Abbiegen in Richtung Sicherheit
Abbiegen in Richtung Sicherheit
Jeder Unfall ist einer zu viel: In Zeiten immer komplexeren Verkehrs mit immer mehr Verkehrsteilnehmern helfen moderne Abbiege-Assistenzsysteme, Leben zu retten.
Unfälle als traurige Realität
Leider ist immer wieder von furchtbaren Unfällen zu lesen, bei denen Menschen schwer verletzt werden oder sogar zu Tode kommen. Was lässt sich tun, um dies zu ändern? Um verlässliche Lösungen entwickeln zu können, sind belastbare Zahlen erforderlich. Gerade die langfristige Perspektive verdeutlicht, dass sich zwar vieles verbessert hat, doch dass der Handlungsbedarf weiterhin groß ist.
Den traurigen Rekord hält das Jahr 1970, als allein in Deutschland 21.332 Menschen im Straßenverkehr ihr Leben verloren.
Diese Zahl ist in den letzten Jahrzehnten bis 2017 stetig gefallen – 3180 im Straßenverkehr Verstorbene markierten den niedrigsten Stand seit 1950.

+---+

Aufgaben>
[1] Wie viele Menschen kamen laut dem Text über Abbiege-Assistenzsysteme im Jahr 1970 in Deutschland im Straßenverkehr ums Leben?
[2] Setze den Text über Abbiege-Assistenzsysteme nach seinem letzten Satz fort.
Das Material spielt hierfür keine Rolle.

Quellenmaterial>
+---+

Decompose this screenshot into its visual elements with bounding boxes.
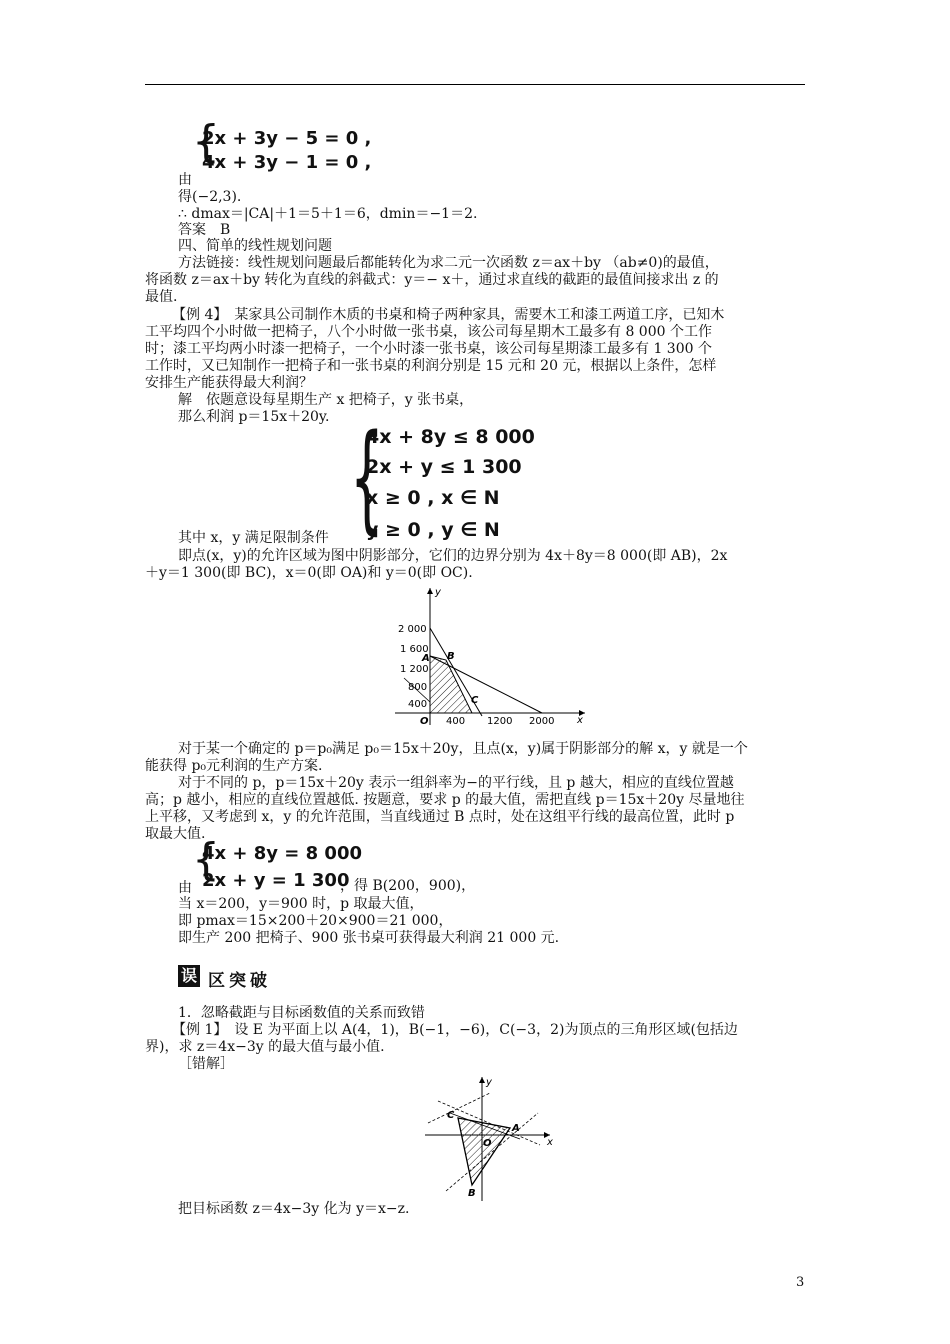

+---+

Lösungen der Reihe>
[1] 21.332 Menschen.

[2]
Doch nun ist diese Zahl sogar wieder leicht angestiegen: Wie das Statistische Bundesamt in Wiesbaden mitteilte, sind 2018 bei Verkehrsunfällen in Deutschland insgesamt 3.275 Menschen verstorben. Und die Zahl der Verletzten stieg um 1,5 Prozent auf 396.000 Menschen.
Die Ursachen hinter diesen erschreckenden Zahlen sind vielfältig: So kommen immer mehr Fahrzeuge auf die Straßen, neue Verkehrsteilnehmer wie E-Scooter und Pedelecs verändern die Mobilitätsgewohnheiten und immer wieder sind Verkehrsteilnehmer durch Smartphones oder Kopfhörermusik abgelenkt.
Wo die meisten Unfälle geschehen
Weiter zeigt die Statistik: 69 Prozent der Unfälle ereignen sich innerhalb von Ortschaften, während der Unfall-Anteil auf Landstraßen nur 24,3 Prozent betrug – doch auf diese entfielen 57 Prozent aller tödlichen Unglücke. Vergleichsweise sicherer sind die Autobahnen, auf denen insgesamt 6,7 Prozent aller Unfälle registriert wurden, bei denen es zu Verletzten kam. Insgesamt ist die Zahl der getöteten Autoinsassen deutlich, und zwar um 22,6 Prozent gesunken. Auch bei Fußgängern und Motorradfahrern ließen sich erfreulicherweise leichte Rückgänge verzeichnen. Doch vor allem eine Zahl ist alarmierend: Die Zahl der im Straßenverkehr zu Tode gekommenen Fahrradfahrer stieg um 16,8 Prozent an.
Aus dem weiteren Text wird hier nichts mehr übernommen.